--- START OF Supplied information ---
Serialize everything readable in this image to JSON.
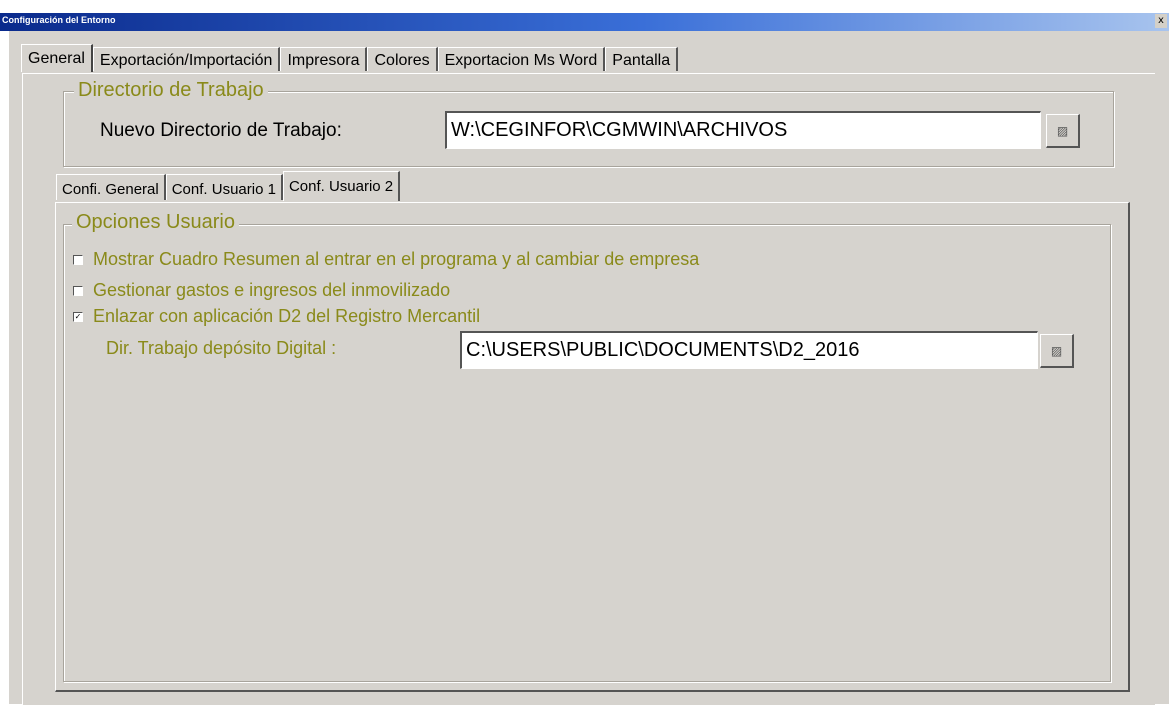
{
  "window": {
    "title": "Configuración del Entorno",
    "close_glyph": "x"
  },
  "tabs": [
    {
      "label": "General",
      "active": true
    },
    {
      "label": "Exportación/Importación"
    },
    {
      "label": "Impresora"
    },
    {
      "label": "Colores"
    },
    {
      "label": "Exportacion Ms Word"
    },
    {
      "label": "Pantalla"
    }
  ],
  "working_dir": {
    "group_title": "Directorio de Trabajo",
    "label": "Nuevo Directorio de Trabajo:",
    "value": "W:\\CEGINFOR\\CGMWIN\\ARCHIVOS",
    "browse_icon": "folder-icon"
  },
  "subtabs": [
    {
      "label": "Confi. General"
    },
    {
      "label": "Conf. Usuario 1"
    },
    {
      "label": "Conf. Usuario 2",
      "active": true
    }
  ],
  "user_options": {
    "group_title": "Opciones Usuario",
    "checkboxes": [
      {
        "label": "Mostrar Cuadro Resumen al entrar en el programa y al cambiar de empresa",
        "checked": false
      },
      {
        "label": "Gestionar gastos e ingresos del inmovilizado",
        "checked": false
      },
      {
        "label": "Enlazar con aplicación D2 del Registro Mercantil",
        "checked": true
      }
    ],
    "digital_dir_label": "Dir. Trabajo depósito Digital :",
    "digital_dir_value": "C:\\USERS\\PUBLIC\\DOCUMENTS\\D2_2016",
    "browse_icon": "folder-icon"
  },
  "colors": {
    "label_olive": "#8a8a1a",
    "window_bg": "#d6d3ce"
  }
}
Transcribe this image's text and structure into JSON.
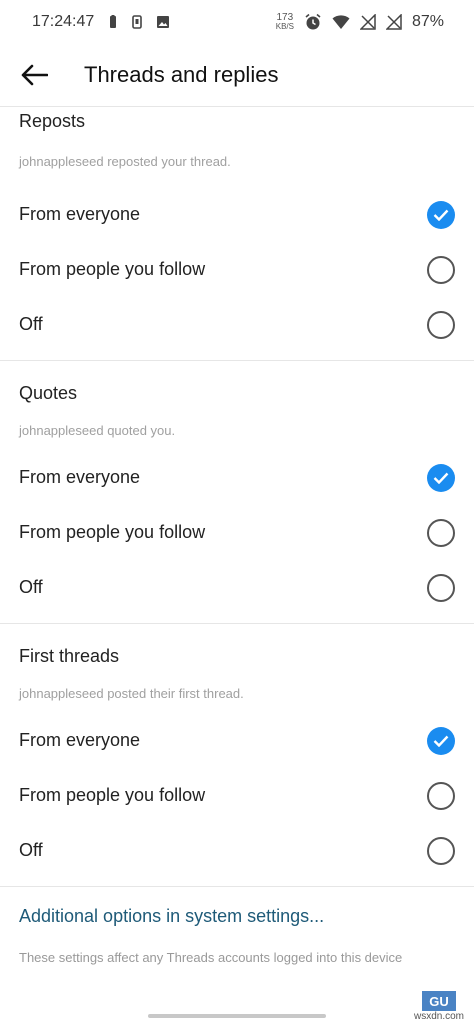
{
  "status_bar": {
    "time": "17:24:47",
    "speed_value": "173",
    "speed_unit": "KB/S",
    "battery": "87%"
  },
  "header": {
    "title": "Threads and replies"
  },
  "sections": [
    {
      "title": "Reposts",
      "hint": "johnappleseed reposted your thread.",
      "options": [
        {
          "label": "From everyone",
          "selected": true
        },
        {
          "label": "From people you follow",
          "selected": false
        },
        {
          "label": "Off",
          "selected": false
        }
      ]
    },
    {
      "title": "Quotes",
      "hint": "johnappleseed quoted you.",
      "options": [
        {
          "label": "From everyone",
          "selected": true
        },
        {
          "label": "From people you follow",
          "selected": false
        },
        {
          "label": "Off",
          "selected": false
        }
      ]
    },
    {
      "title": "First threads",
      "hint": "johnappleseed posted their first thread.",
      "options": [
        {
          "label": "From everyone",
          "selected": true
        },
        {
          "label": "From people you follow",
          "selected": false
        },
        {
          "label": "Off",
          "selected": false
        }
      ]
    }
  ],
  "footer": {
    "link": "Additional options in system settings...",
    "note": "These settings affect any Threads accounts logged into this device"
  },
  "watermark": {
    "logo": "GU",
    "text": "wsxdn.com"
  },
  "colors": {
    "accent": "#1a8cf0",
    "link": "#1e5a78"
  }
}
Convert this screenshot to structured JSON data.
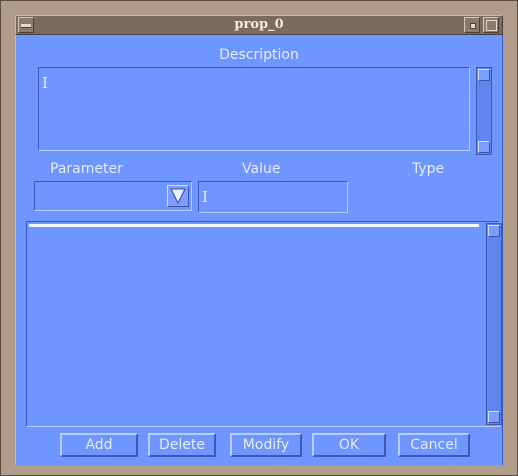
{
  "window": {
    "title": "prop_0"
  },
  "description": {
    "label": "Description",
    "value": ""
  },
  "columns": {
    "parameter": "Parameter",
    "value": "Value",
    "type": "Type"
  },
  "parameter_select": {
    "selected": ""
  },
  "value_field": {
    "value": ""
  },
  "list": {
    "items": []
  },
  "buttons": {
    "add": "Add",
    "delete": "Delete",
    "modify": "Modify",
    "ok": "OK",
    "cancel": "Cancel"
  },
  "colors": {
    "client_bg": "#6f95ff",
    "frame": "#b09c88",
    "titlebar": "#7d6a5c",
    "text": "#e6ecff"
  }
}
--- END OF Supplied information ---
For the entries above, state how many lines contain the word "hint". Provide the number by itself.

* **Answer to this problem**:
3